→ **REQUIREMENT**: Keep the images out and copy every entry below exactly.

BEGIN SOURCE DATA

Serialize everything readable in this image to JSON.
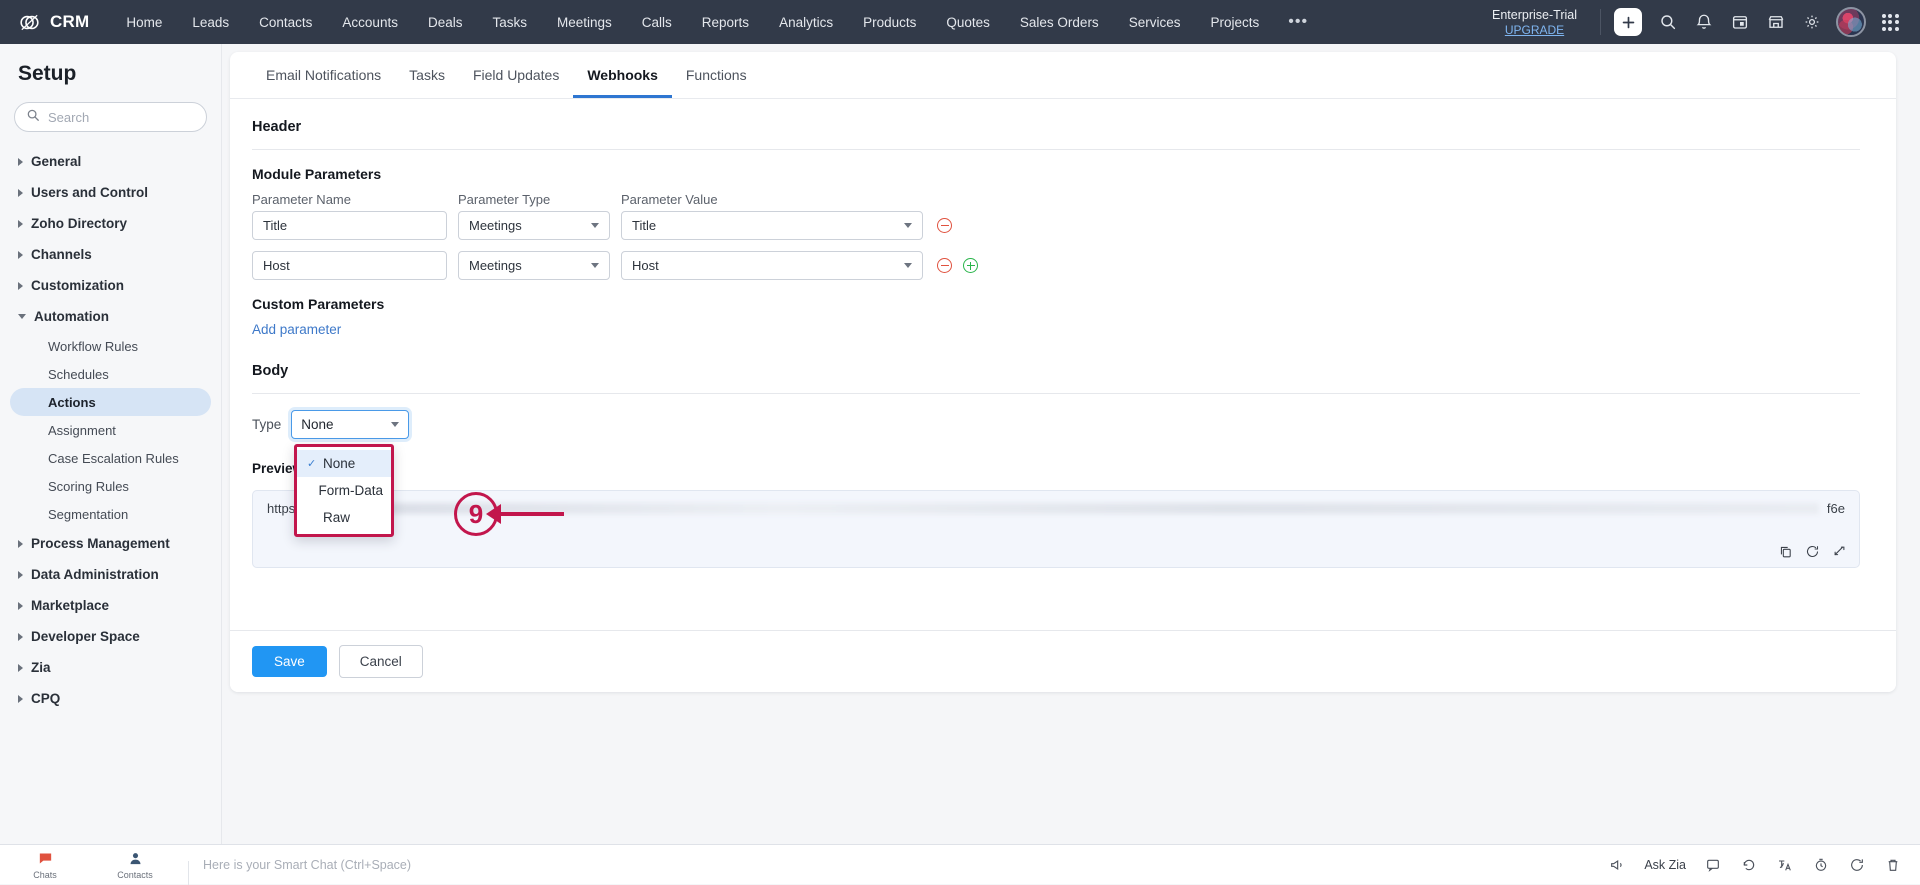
{
  "topnav": {
    "brand": "CRM",
    "brand_icon": "zoho-crm-logo-icon",
    "links": [
      "Home",
      "Leads",
      "Contacts",
      "Accounts",
      "Deals",
      "Tasks",
      "Meetings",
      "Calls",
      "Reports",
      "Analytics",
      "Products",
      "Quotes",
      "Sales Orders",
      "Services",
      "Projects"
    ],
    "more": "•••",
    "trial_label": "Enterprise-Trial",
    "upgrade_label": "UPGRADE",
    "icons": [
      "plus-icon",
      "search-icon",
      "bell-icon",
      "calendar-icon",
      "store-icon",
      "gear-icon",
      "avatar",
      "app-grid-icon"
    ]
  },
  "sidebar": {
    "title": "Setup",
    "search_placeholder": "Search",
    "search_value": "",
    "groups": [
      {
        "label": "General",
        "expanded": false
      },
      {
        "label": "Users and Control",
        "expanded": false
      },
      {
        "label": "Zoho Directory",
        "expanded": false
      },
      {
        "label": "Channels",
        "expanded": false
      },
      {
        "label": "Customization",
        "expanded": false
      },
      {
        "label": "Automation",
        "expanded": true
      },
      {
        "label": "Process Management",
        "expanded": false
      },
      {
        "label": "Data Administration",
        "expanded": false
      },
      {
        "label": "Marketplace",
        "expanded": false
      },
      {
        "label": "Developer Space",
        "expanded": false
      },
      {
        "label": "Zia",
        "expanded": false
      },
      {
        "label": "CPQ",
        "expanded": false
      }
    ],
    "automation_items": [
      {
        "label": "Workflow Rules",
        "active": false
      },
      {
        "label": "Schedules",
        "active": false
      },
      {
        "label": "Actions",
        "active": true
      },
      {
        "label": "Assignment",
        "active": false
      },
      {
        "label": "Case Escalation Rules",
        "active": false
      },
      {
        "label": "Scoring Rules",
        "active": false
      },
      {
        "label": "Segmentation",
        "active": false
      }
    ]
  },
  "main": {
    "tabs": [
      {
        "label": "Email Notifications",
        "active": false
      },
      {
        "label": "Tasks",
        "active": false
      },
      {
        "label": "Field Updates",
        "active": false
      },
      {
        "label": "Webhooks",
        "active": true
      },
      {
        "label": "Functions",
        "active": false
      }
    ],
    "header_section_title": "Header",
    "module_params_title": "Module Parameters",
    "param_columns": [
      "Parameter Name",
      "Parameter Type",
      "Parameter Value"
    ],
    "param_rows": [
      {
        "name": "Title",
        "type": "Meetings",
        "value": "Title",
        "has_add": false
      },
      {
        "name": "Host",
        "type": "Meetings",
        "value": "Host",
        "has_add": true
      }
    ],
    "custom_params_title": "Custom Parameters",
    "add_parameter_link": "Add parameter",
    "body_title": "Body",
    "type_label": "Type",
    "type_value": "None",
    "type_options": [
      {
        "label": "None",
        "selected": true
      },
      {
        "label": "Form-Data",
        "selected": false
      },
      {
        "label": "Raw",
        "selected": false
      }
    ],
    "preview_label": "Preview URL",
    "preview_url_start": "https://s86",
    "preview_url_end": "f6e",
    "preview_tools": [
      "copy-icon",
      "refresh-icon",
      "expand-icon"
    ],
    "save_label": "Save",
    "cancel_label": "Cancel"
  },
  "annotation": {
    "step_number": "9"
  },
  "taskbar": {
    "chips": [
      {
        "label": "Chats",
        "icon": "chat-icon"
      },
      {
        "label": "Contacts",
        "icon": "contacts-icon"
      }
    ],
    "smart_chat_placeholder": "Here is your Smart Chat (Ctrl+Space)",
    "ask_zia_label": "Ask Zia",
    "icons": [
      "announcement-icon",
      "feedback-icon",
      "undo-icon",
      "translate-icon",
      "timer-icon",
      "refresh-icon",
      "trash-icon"
    ]
  },
  "colors": {
    "nav_bg": "#323a49",
    "accent_blue": "#2196f3",
    "annotation_crimson": "#c2164c",
    "active_item_bg": "#d6e4f5",
    "minus_red": "#e0523f",
    "plus_green": "#2ab54b"
  }
}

END SOURCE DATA

→ **COMPLETE OUTPUT**:
Serialize everything readable in this image to JSON.
{
  "topnav": {
    "brand": "CRM",
    "brand_icon": "zoho-crm-logo-icon",
    "links": [
      "Home",
      "Leads",
      "Contacts",
      "Accounts",
      "Deals",
      "Tasks",
      "Meetings",
      "Calls",
      "Reports",
      "Analytics",
      "Products",
      "Quotes",
      "Sales Orders",
      "Services",
      "Projects"
    ],
    "more": "•••",
    "trial_label": "Enterprise-Trial",
    "upgrade_label": "UPGRADE",
    "icons": [
      "plus-icon",
      "search-icon",
      "bell-icon",
      "calendar-icon",
      "store-icon",
      "gear-icon",
      "avatar",
      "app-grid-icon"
    ]
  },
  "sidebar": {
    "title": "Setup",
    "search_placeholder": "Search",
    "search_value": "",
    "groups": [
      {
        "label": "General",
        "expanded": false
      },
      {
        "label": "Users and Control",
        "expanded": false
      },
      {
        "label": "Zoho Directory",
        "expanded": false
      },
      {
        "label": "Channels",
        "expanded": false
      },
      {
        "label": "Customization",
        "expanded": false
      },
      {
        "label": "Automation",
        "expanded": true
      },
      {
        "label": "Process Management",
        "expanded": false
      },
      {
        "label": "Data Administration",
        "expanded": false
      },
      {
        "label": "Marketplace",
        "expanded": false
      },
      {
        "label": "Developer Space",
        "expanded": false
      },
      {
        "label": "Zia",
        "expanded": false
      },
      {
        "label": "CPQ",
        "expanded": false
      }
    ],
    "automation_items": [
      {
        "label": "Workflow Rules",
        "active": false
      },
      {
        "label": "Schedules",
        "active": false
      },
      {
        "label": "Actions",
        "active": true
      },
      {
        "label": "Assignment",
        "active": false
      },
      {
        "label": "Case Escalation Rules",
        "active": false
      },
      {
        "label": "Scoring Rules",
        "active": false
      },
      {
        "label": "Segmentation",
        "active": false
      }
    ]
  },
  "main": {
    "tabs": [
      {
        "label": "Email Notifications",
        "active": false
      },
      {
        "label": "Tasks",
        "active": false
      },
      {
        "label": "Field Updates",
        "active": false
      },
      {
        "label": "Webhooks",
        "active": true
      },
      {
        "label": "Functions",
        "active": false
      }
    ],
    "header_section_title": "Header",
    "module_params_title": "Module Parameters",
    "param_columns": [
      "Parameter Name",
      "Parameter Type",
      "Parameter Value"
    ],
    "param_rows": [
      {
        "name": "Title",
        "type": "Meetings",
        "value": "Title",
        "has_add": false
      },
      {
        "name": "Host",
        "type": "Meetings",
        "value": "Host",
        "has_add": true
      }
    ],
    "custom_params_title": "Custom Parameters",
    "add_parameter_link": "Add parameter",
    "body_title": "Body",
    "type_label": "Type",
    "type_value": "None",
    "type_options": [
      {
        "label": "None",
        "selected": true
      },
      {
        "label": "Form-Data",
        "selected": false
      },
      {
        "label": "Raw",
        "selected": false
      }
    ],
    "preview_label": "Preview URL",
    "preview_url_start": "https://s86",
    "preview_url_end": "f6e",
    "preview_tools": [
      "copy-icon",
      "refresh-icon",
      "expand-icon"
    ],
    "save_label": "Save",
    "cancel_label": "Cancel"
  },
  "annotation": {
    "step_number": "9"
  },
  "taskbar": {
    "chips": [
      {
        "label": "Chats",
        "icon": "chat-icon"
      },
      {
        "label": "Contacts",
        "icon": "contacts-icon"
      }
    ],
    "smart_chat_placeholder": "Here is your Smart Chat (Ctrl+Space)",
    "ask_zia_label": "Ask Zia",
    "icons": [
      "announcement-icon",
      "feedback-icon",
      "undo-icon",
      "translate-icon",
      "timer-icon",
      "refresh-icon",
      "trash-icon"
    ]
  },
  "colors": {
    "nav_bg": "#323a49",
    "accent_blue": "#2196f3",
    "annotation_crimson": "#c2164c",
    "active_item_bg": "#d6e4f5",
    "minus_red": "#e0523f",
    "plus_green": "#2ab54b"
  }
}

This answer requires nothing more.